** start **

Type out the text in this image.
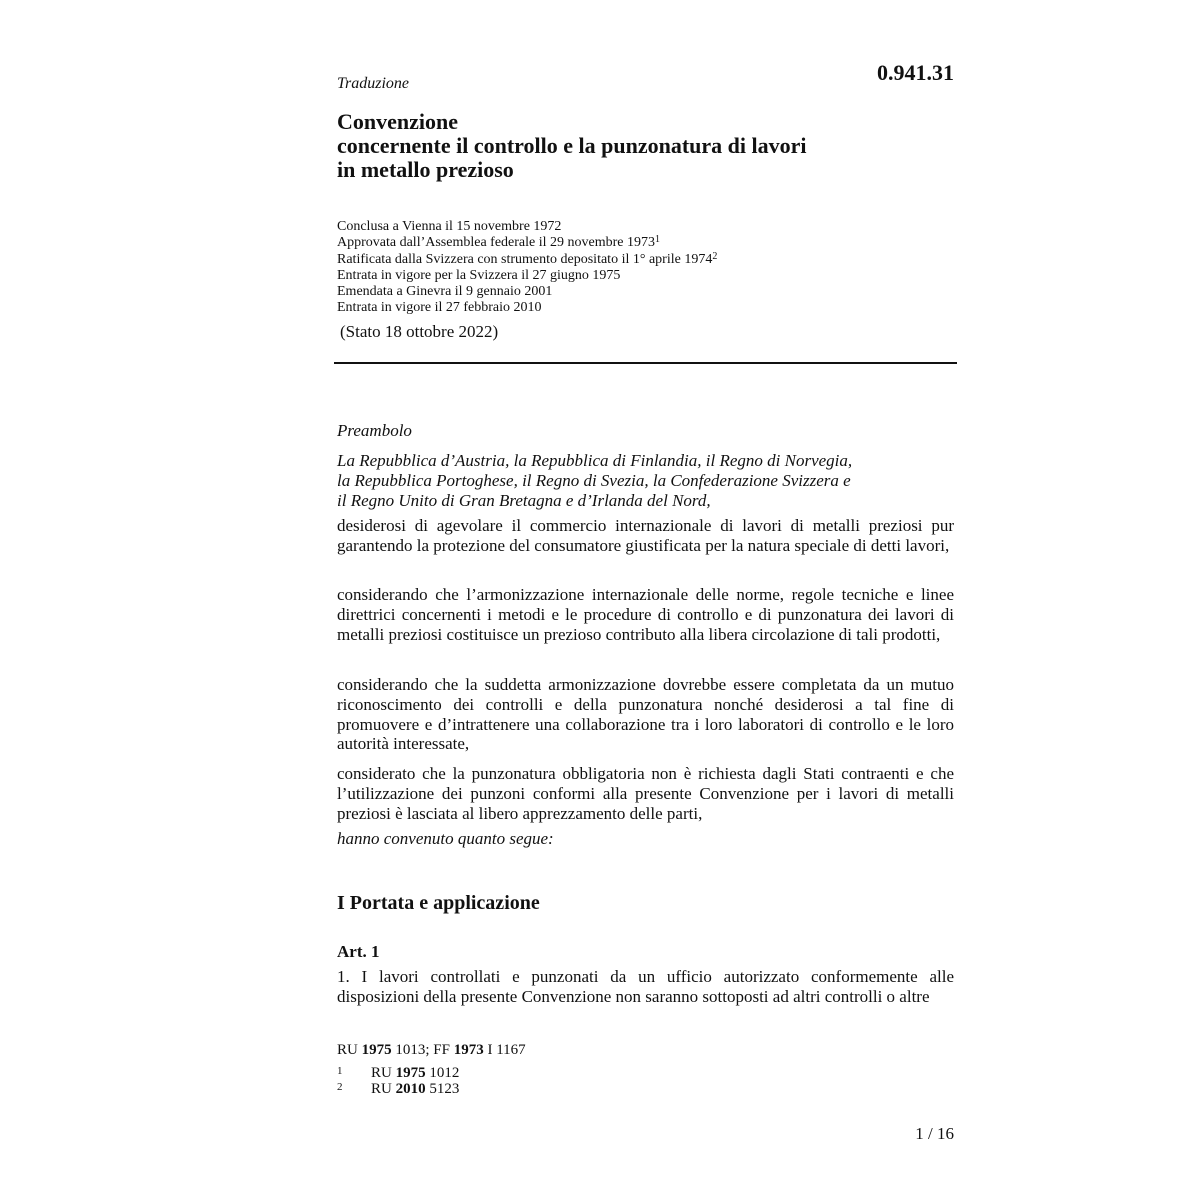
0.941.31
Traduzione
Convenzione
concernente il controllo e la punzonatura di lavori
in metallo prezioso
Conclusa a Vienna il 15 novembre 1972
Approvata dall’Assemblea federale il 29 novembre 1973$^1$
Ratificata dalla Svizzera con strumento depositato il 1° aprile 1974$^2$
Entrata in vigore per la Svizzera il 27 giugno 1975
Emendata a Ginevra il 9 gennaio 2001
Entrata in vigore il 27 febbraio 2010
(Stato 18 ottobre 2022)
Preambolo
La Repubblica d’Austria, la Repubblica di Finlandia, il Regno di Norvegia,
la Repubblica Portoghese, il Regno di Svezia, la Confederazione Svizzera e
il Regno Unito di Gran Bretagna e d’Irlanda del Nord,
desiderosi di agevolare il commercio internazionale di lavori di metalli preziosi pur garantendo la protezione del consumatore giustificata per la natura speciale di detti lavori,
considerando che l’armonizzazione internazionale delle norme, regole tecniche e linee direttrici concernenti i metodi e le procedure di controllo e di punzonatura dei lavori di metalli preziosi costituisce un prezioso contributo alla libera circolazione di tali prodotti,
considerando che la suddetta armonizzazione dovrebbe essere completata da un mutuo riconoscimento dei controlli e della punzonatura nonché desiderosi a tal fine di promuovere e d’intrattenere una collaborazione tra i loro laboratori di controllo e le loro autorità interessate,
considerato che la punzonatura obbligatoria non è richiesta dagli Stati contraenti e che l’utilizzazione dei punzoni conformi alla presente Convenzione per i lavori di metalli preziosi è lasciata al libero apprezzamento delle parti,
hanno convenuto quanto segue:
I Portata e applicazione
Art. 1
1. I lavori controllati e punzonati da un ufficio autorizzato conformemente alle disposizioni della presente Convenzione non saranno sottoposti ad altri controlli o altre
RU 1975 1013; FF 1973 I 1167
1 RU 1975 1012
2 RU 2010 5123
1 / 16
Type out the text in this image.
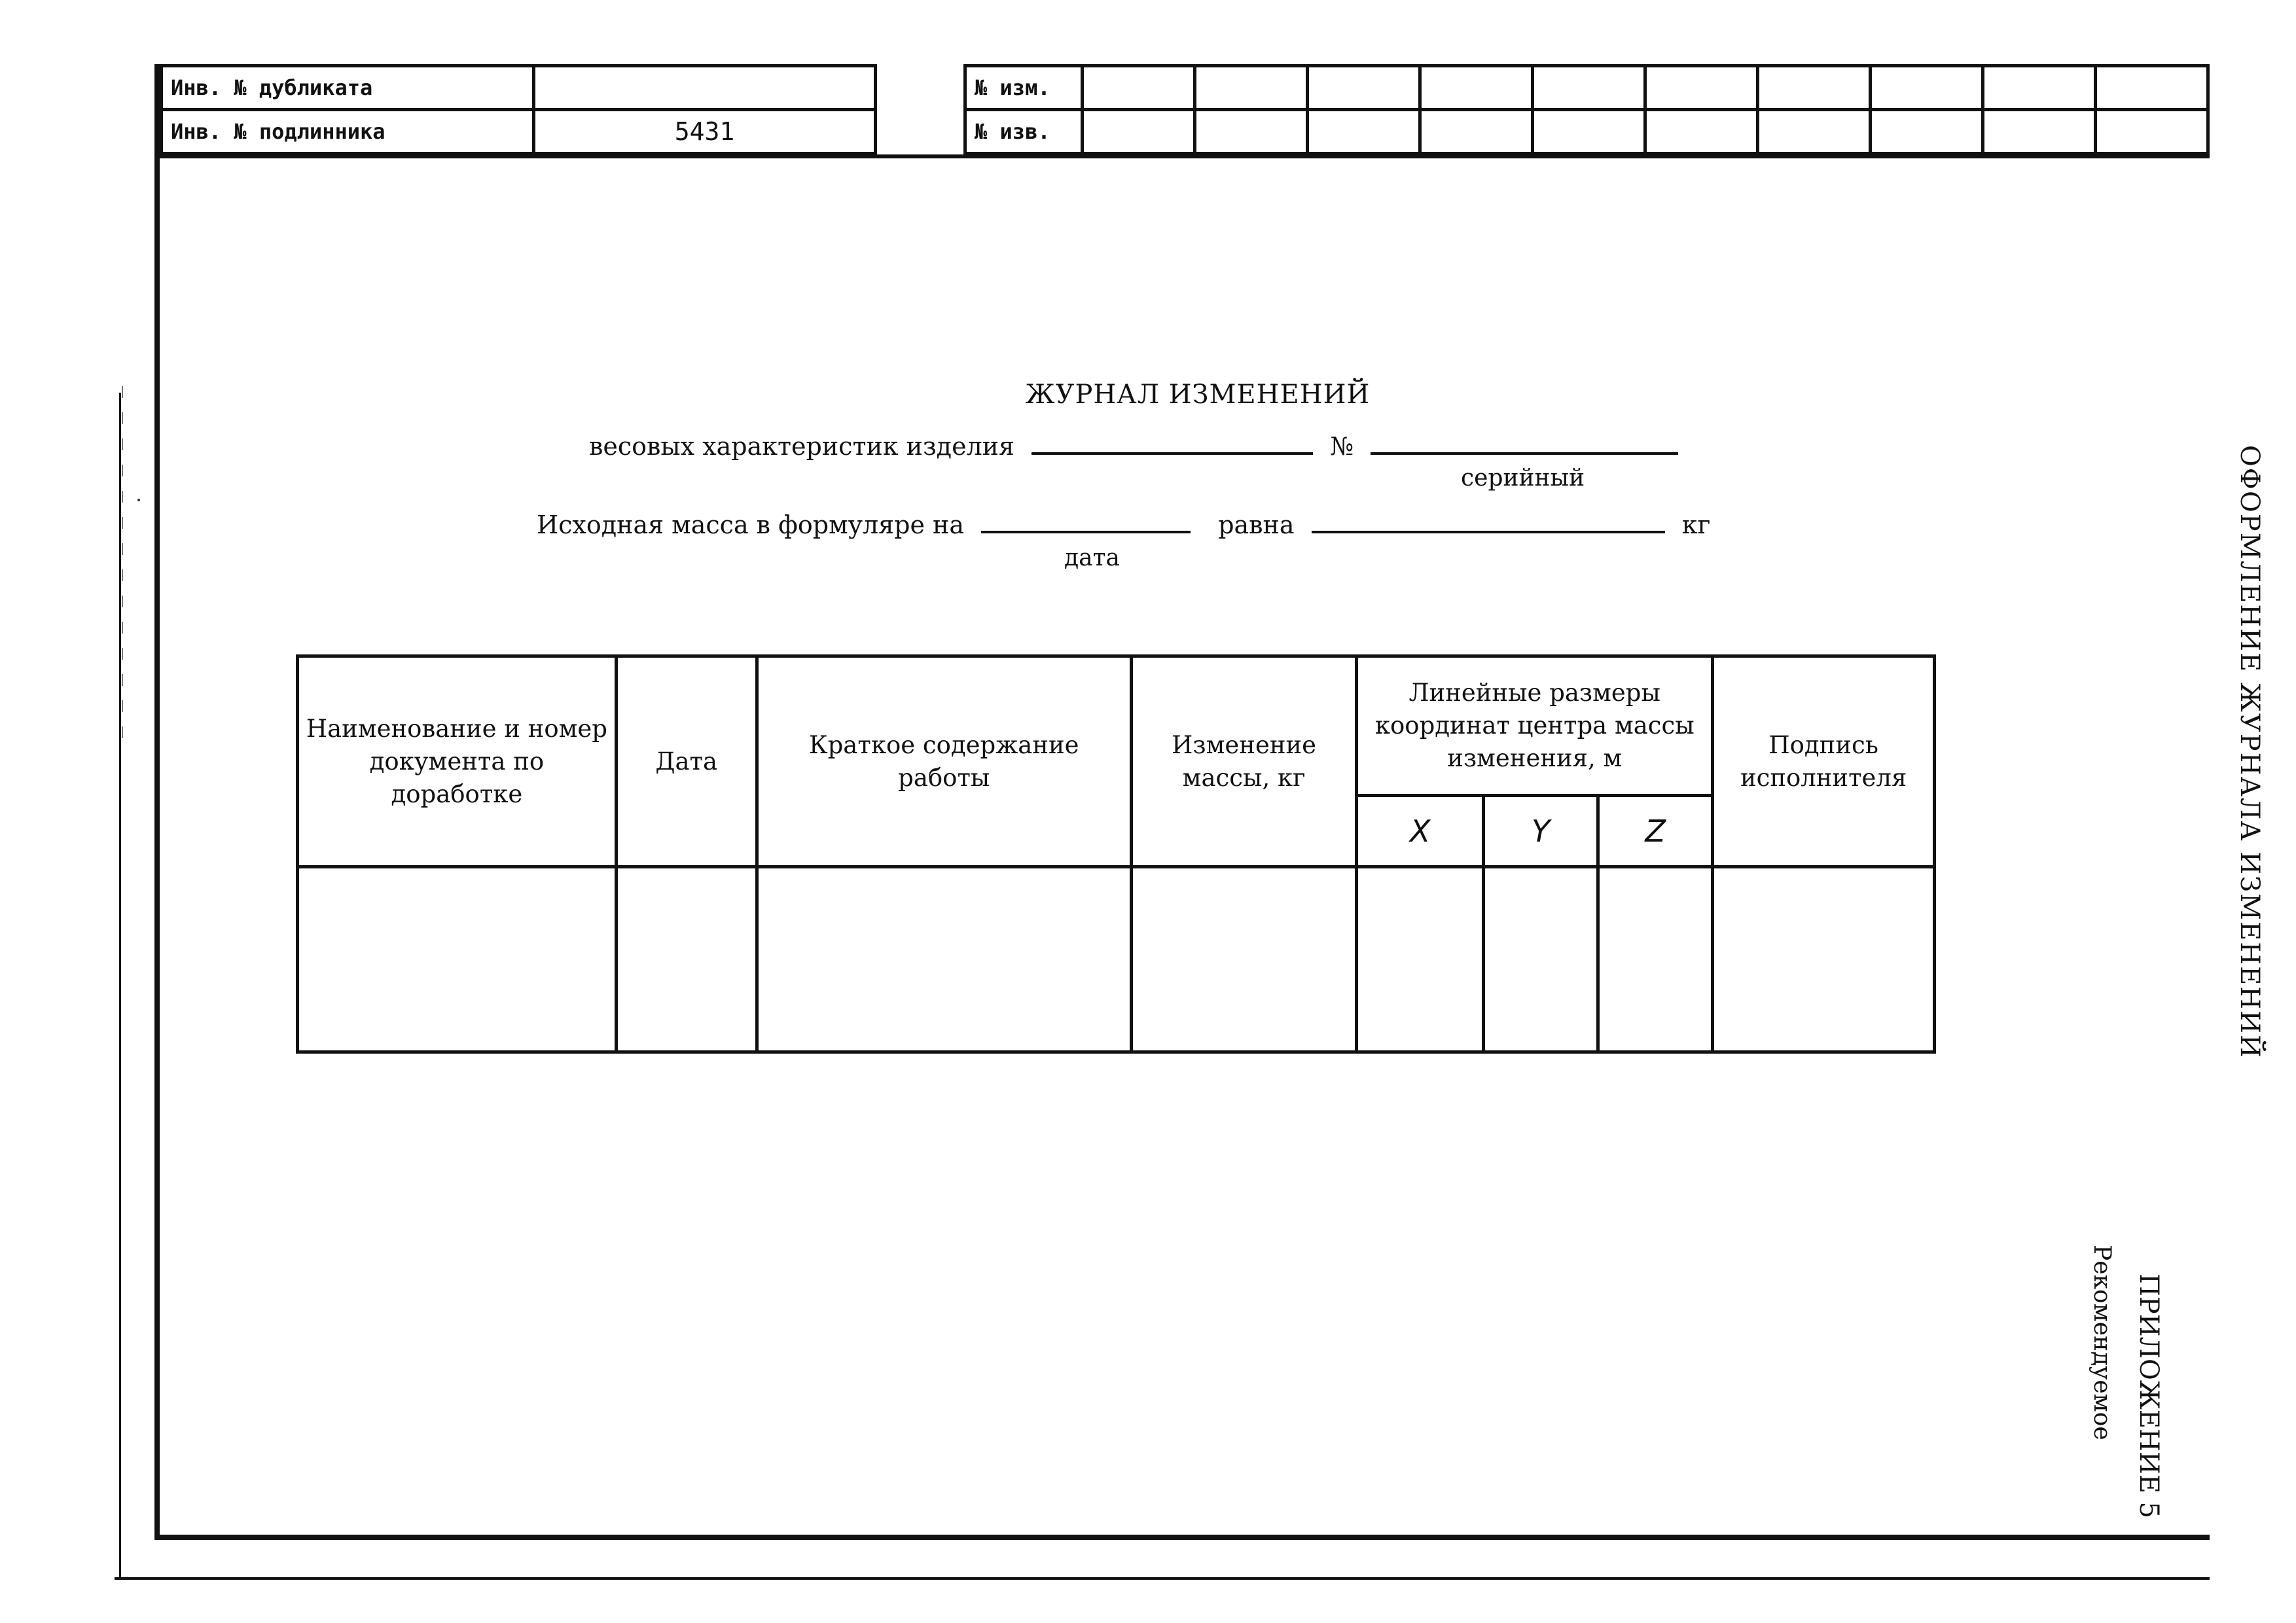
Инв. № дубликата	
Инв. № подлинника	5431
№ изм.										
№ изв.										
ЖУРНАЛ ИЗМЕНЕНИЙ
весовых характеристик изделия	№
серийный
Исходная масса в формуляре на	равна	кг
дата
Наименование и номер документа по доработке	Дата	Краткое содержание работы	Изменение массы, кг	Линейные размеры координат центра массы изменения, м			Подпись исполнителя
				X	Y	Z	
								ОФОРМЛЕНИЕ ЖУРНАЛА ИЗМЕНЕНИЙ
ПРИЛОЖЕНИЕ 5
Рекомендуемое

** end **

Set problem
List each line in the listing that contains the string "presente".

Answer to this exercise
considerato che la punzonatura obbligatoria non è richiesta dagli Stati contraenti e che l’utilizzazione dei punzoni conformi alla presente Convenzione per i lavori di metalli preziosi è lasciata al libero apprezzamento delle parti,
1. I lavori controllati e punzonati da un ufficio autorizzato conformemente alle disposizioni della presente Convenzione non saranno sottoposti ad altri controlli o altre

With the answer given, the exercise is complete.